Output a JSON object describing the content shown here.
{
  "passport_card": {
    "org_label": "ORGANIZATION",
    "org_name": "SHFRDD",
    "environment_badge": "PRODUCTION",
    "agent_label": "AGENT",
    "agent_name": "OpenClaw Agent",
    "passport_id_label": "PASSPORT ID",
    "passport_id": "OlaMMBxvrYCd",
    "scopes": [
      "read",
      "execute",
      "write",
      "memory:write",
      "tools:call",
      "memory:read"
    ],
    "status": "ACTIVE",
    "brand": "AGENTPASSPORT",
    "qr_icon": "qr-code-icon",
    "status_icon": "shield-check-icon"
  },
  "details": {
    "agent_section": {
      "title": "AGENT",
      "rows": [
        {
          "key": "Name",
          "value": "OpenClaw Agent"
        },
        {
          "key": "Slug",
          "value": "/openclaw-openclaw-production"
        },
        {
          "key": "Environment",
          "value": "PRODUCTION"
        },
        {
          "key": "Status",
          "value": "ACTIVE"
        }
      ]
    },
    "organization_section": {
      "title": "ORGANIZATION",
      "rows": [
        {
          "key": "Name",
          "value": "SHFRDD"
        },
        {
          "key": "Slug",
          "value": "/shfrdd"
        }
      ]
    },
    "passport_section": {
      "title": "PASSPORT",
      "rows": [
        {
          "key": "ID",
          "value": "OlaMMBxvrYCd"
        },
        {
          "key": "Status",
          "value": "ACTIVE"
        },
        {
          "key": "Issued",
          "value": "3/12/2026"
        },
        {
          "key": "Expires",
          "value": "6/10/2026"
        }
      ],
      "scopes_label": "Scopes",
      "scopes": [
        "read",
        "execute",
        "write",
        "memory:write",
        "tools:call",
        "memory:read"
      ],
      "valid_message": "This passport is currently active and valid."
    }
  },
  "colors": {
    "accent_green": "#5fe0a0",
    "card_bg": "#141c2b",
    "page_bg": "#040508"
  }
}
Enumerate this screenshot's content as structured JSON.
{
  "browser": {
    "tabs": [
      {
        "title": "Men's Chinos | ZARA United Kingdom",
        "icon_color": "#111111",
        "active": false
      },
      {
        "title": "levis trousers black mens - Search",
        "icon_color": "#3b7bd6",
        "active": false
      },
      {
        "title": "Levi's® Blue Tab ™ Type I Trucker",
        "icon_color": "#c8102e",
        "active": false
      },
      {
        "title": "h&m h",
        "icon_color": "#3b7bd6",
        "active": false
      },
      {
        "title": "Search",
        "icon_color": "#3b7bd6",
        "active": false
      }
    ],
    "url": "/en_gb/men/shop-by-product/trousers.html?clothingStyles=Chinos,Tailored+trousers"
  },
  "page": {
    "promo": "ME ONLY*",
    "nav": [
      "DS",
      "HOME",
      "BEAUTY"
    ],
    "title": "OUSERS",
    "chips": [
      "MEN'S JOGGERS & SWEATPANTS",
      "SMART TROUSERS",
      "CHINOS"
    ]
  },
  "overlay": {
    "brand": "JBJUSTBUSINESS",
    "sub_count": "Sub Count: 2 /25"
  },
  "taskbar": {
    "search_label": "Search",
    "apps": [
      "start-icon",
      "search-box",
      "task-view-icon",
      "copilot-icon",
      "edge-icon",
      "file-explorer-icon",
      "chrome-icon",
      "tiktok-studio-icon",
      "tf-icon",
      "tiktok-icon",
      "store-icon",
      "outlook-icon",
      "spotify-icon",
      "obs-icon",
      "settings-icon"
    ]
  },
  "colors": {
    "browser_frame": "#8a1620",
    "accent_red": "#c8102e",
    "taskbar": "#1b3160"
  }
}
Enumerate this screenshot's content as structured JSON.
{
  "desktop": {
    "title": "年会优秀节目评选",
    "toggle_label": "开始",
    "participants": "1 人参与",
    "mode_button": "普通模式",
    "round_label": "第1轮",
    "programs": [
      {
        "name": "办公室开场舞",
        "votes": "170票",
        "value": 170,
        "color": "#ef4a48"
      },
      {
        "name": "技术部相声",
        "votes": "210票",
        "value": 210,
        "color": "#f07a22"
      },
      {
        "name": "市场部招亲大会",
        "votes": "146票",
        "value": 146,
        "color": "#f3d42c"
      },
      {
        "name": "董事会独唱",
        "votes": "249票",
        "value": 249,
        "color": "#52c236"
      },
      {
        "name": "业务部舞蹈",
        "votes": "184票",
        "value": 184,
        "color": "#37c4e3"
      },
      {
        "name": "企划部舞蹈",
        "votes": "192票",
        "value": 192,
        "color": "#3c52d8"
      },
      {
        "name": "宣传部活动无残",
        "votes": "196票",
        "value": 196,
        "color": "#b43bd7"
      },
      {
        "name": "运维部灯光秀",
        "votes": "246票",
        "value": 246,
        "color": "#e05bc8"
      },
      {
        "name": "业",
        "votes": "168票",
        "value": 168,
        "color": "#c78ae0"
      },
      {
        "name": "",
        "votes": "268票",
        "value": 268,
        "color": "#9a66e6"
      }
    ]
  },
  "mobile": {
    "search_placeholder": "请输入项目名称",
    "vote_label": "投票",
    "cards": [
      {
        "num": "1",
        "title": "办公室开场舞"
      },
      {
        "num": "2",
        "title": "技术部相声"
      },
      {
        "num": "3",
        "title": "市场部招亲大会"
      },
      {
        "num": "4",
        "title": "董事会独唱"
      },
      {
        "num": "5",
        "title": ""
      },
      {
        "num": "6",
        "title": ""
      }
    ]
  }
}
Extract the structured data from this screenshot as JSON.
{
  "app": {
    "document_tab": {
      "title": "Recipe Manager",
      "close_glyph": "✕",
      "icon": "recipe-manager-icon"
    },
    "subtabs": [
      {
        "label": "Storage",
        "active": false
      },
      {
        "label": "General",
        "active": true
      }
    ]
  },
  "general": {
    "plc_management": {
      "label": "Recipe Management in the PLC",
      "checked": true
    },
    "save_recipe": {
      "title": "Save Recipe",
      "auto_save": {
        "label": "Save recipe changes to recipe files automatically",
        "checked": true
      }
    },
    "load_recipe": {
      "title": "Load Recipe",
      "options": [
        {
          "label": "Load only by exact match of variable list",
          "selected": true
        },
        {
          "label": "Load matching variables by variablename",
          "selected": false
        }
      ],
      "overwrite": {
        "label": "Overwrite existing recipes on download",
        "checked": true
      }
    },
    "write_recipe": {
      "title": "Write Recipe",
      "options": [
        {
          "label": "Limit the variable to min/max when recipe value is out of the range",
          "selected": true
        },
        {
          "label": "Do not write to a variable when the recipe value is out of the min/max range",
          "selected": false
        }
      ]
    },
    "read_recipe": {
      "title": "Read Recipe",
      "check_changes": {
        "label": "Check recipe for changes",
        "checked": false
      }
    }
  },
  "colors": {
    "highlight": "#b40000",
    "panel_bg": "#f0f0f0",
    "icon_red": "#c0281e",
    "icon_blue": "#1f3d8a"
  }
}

----------------------------------------

Set task —
Retype every record above exactly as written.

Solution to this exercise —
Output a JSON object describing the content shown here.
{
  "passport_card": {
    "org_label": "ORGANIZATION",
    "org_name": "SHFRDD",
    "environment_badge": "PRODUCTION",
    "agent_label": "AGENT",
    "agent_name": "OpenClaw Agent",
    "passport_id_label": "PASSPORT ID",
    "passport_id": "OlaMMBxvrYCd",
    "scopes": [
      "read",
      "execute",
      "write",
      "memory:write",
      "tools:call",
      "memory:read"
    ],
    "status": "ACTIVE",
    "brand": "AGENTPASSPORT",
    "qr_icon": "qr-code-icon",
    "status_icon": "shield-check-icon"
  },
  "details": {
    "agent_section": {
      "title": "AGENT",
      "rows": [
        {
          "key": "Name",
          "value": "OpenClaw Agent"
        },
        {
          "key": "Slug",
          "value": "/openclaw-openclaw-production"
        },
        {
          "key": "Environment",
          "value": "PRODUCTION"
        },
        {
          "key": "Status",
          "value": "ACTIVE"
        }
      ]
    },
    "organization_section": {
      "title": "ORGANIZATION",
      "rows": [
        {
          "key": "Name",
          "value": "SHFRDD"
        },
        {
          "key": "Slug",
          "value": "/shfrdd"
        }
      ]
    },
    "passport_section": {
      "title": "PASSPORT",
      "rows": [
        {
          "key": "ID",
          "value": "OlaMMBxvrYCd"
        },
        {
          "key": "Status",
          "value": "ACTIVE"
        },
        {
          "key": "Issued",
          "value": "3/12/2026"
        },
        {
          "key": "Expires",
          "value": "6/10/2026"
        }
      ],
      "scopes_label": "Scopes",
      "scopes": [
        "read",
        "execute",
        "write",
        "memory:write",
        "tools:call",
        "memory:read"
      ],
      "valid_message": "This passport is currently active and valid."
    }
  },
  "colors": {
    "accent_green": "#5fe0a0",
    "card_bg": "#141c2b",
    "page_bg": "#040508"
  }
}
Enumerate this screenshot's content as structured JSON.
{
  "browser": {
    "tabs": [
      {
        "title": "Men's Chinos | ZARA United Kingdom",
        "icon_color": "#111111",
        "active": false
      },
      {
        "title": "levis trousers black mens - Search",
        "icon_color": "#3b7bd6",
        "active": false
      },
      {
        "title": "Levi's® Blue Tab ™ Type I Trucker",
        "icon_color": "#c8102e",
        "active": false
      },
      {
        "title": "h&m h",
        "icon_color": "#3b7bd6",
        "active": false
      },
      {
        "title": "Search",
        "icon_color": "#3b7bd6",
        "active": false
      }
    ],
    "url": "/en_gb/men/shop-by-product/trousers.html?clothingStyles=Chinos,Tailored+trousers"
  },
  "page": {
    "promo": "ME ONLY*",
    "nav": [
      "DS",
      "HOME",
      "BEAUTY"
    ],
    "title": "OUSERS",
    "chips": [
      "MEN'S JOGGERS & SWEATPANTS",
      "SMART TROUSERS",
      "CHINOS"
    ]
  },
  "overlay": {
    "brand": "JBJUSTBUSINESS",
    "sub_count": "Sub Count: 2 /25"
  },
  "taskbar": {
    "search_label": "Search",
    "apps": [
      "start-icon",
      "search-box",
      "task-view-icon",
      "copilot-icon",
      "edge-icon",
      "file-explorer-icon",
      "chrome-icon",
      "tiktok-studio-icon",
      "tf-icon",
      "tiktok-icon",
      "store-icon",
      "outlook-icon",
      "spotify-icon",
      "obs-icon",
      "settings-icon"
    ]
  },
  "colors": {
    "browser_frame": "#8a1620",
    "accent_red": "#c8102e",
    "taskbar": "#1b3160"
  }
}
Enumerate this screenshot's content as structured JSON.
{
  "desktop": {
    "title": "年会优秀节目评选",
    "toggle_label": "开始",
    "participants": "1 人参与",
    "mode_button": "普通模式",
    "round_label": "第1轮",
    "programs": [
      {
        "name": "办公室开场舞",
        "votes": "170票",
        "value": 170,
        "color": "#ef4a48"
      },
      {
        "name": "技术部相声",
        "votes": "210票",
        "value": 210,
        "color": "#f07a22"
      },
      {
        "name": "市场部招亲大会",
        "votes": "146票",
        "value": 146,
        "color": "#f3d42c"
      },
      {
        "name": "董事会独唱",
        "votes": "249票",
        "value": 249,
        "color": "#52c236"
      },
      {
        "name": "业务部舞蹈",
        "votes": "184票",
        "value": 184,
        "color": "#37c4e3"
      },
      {
        "name": "企划部舞蹈",
        "votes": "192票",
        "value": 192,
        "color": "#3c52d8"
      },
      {
        "name": "宣传部活动无残",
        "votes": "196票",
        "value": 196,
        "color": "#b43bd7"
      },
      {
        "name": "运维部灯光秀",
        "votes": "246票",
        "value": 246,
        "color": "#e05bc8"
      },
      {
        "name": "业",
        "votes": "168票",
        "value": 168,
        "color": "#c78ae0"
      },
      {
        "name": "",
        "votes": "268票",
        "value": 268,
        "color": "#9a66e6"
      }
    ]
  },
  "mobile": {
    "search_placeholder": "请输入项目名称",
    "vote_label": "投票",
    "cards": [
      {
        "num": "1",
        "title": "办公室开场舞"
      },
      {
        "num": "2",
        "title": "技术部相声"
      },
      {
        "num": "3",
        "title": "市场部招亲大会"
      },
      {
        "num": "4",
        "title": "董事会独唱"
      },
      {
        "num": "5",
        "title": ""
      },
      {
        "num": "6",
        "title": ""
      }
    ]
  }
}
Extract the structured data from this screenshot as JSON.
{
  "app": {
    "document_tab": {
      "title": "Recipe Manager",
      "close_glyph": "✕",
      "icon": "recipe-manager-icon"
    },
    "subtabs": [
      {
        "label": "Storage",
        "active": false
      },
      {
        "label": "General",
        "active": true
      }
    ]
  },
  "general": {
    "plc_management": {
      "label": "Recipe Management in the PLC",
      "checked": true
    },
    "save_recipe": {
      "title": "Save Recipe",
      "auto_save": {
        "label": "Save recipe changes to recipe files automatically",
        "checked": true
      }
    },
    "load_recipe": {
      "title": "Load Recipe",
      "options": [
        {
          "label": "Load only by exact match of variable list",
          "selected": true
        },
        {
          "label": "Load matching variables by variablename",
          "selected": false
        }
      ],
      "overwrite": {
        "label": "Overwrite existing recipes on download",
        "checked": true
      }
    },
    "write_recipe": {
      "title": "Write Recipe",
      "options": [
        {
          "label": "Limit the variable to min/max when recipe value is out of the range",
          "selected": true
        },
        {
          "label": "Do not write to a variable when the recipe value is out of the min/max range",
          "selected": false
        }
      ]
    },
    "read_recipe": {
      "title": "Read Recipe",
      "check_changes": {
        "label": "Check recipe for changes",
        "checked": false
      }
    }
  },
  "colors": {
    "highlight": "#b40000",
    "panel_bg": "#f0f0f0",
    "icon_red": "#c0281e",
    "icon_blue": "#1f3d8a"
  }
}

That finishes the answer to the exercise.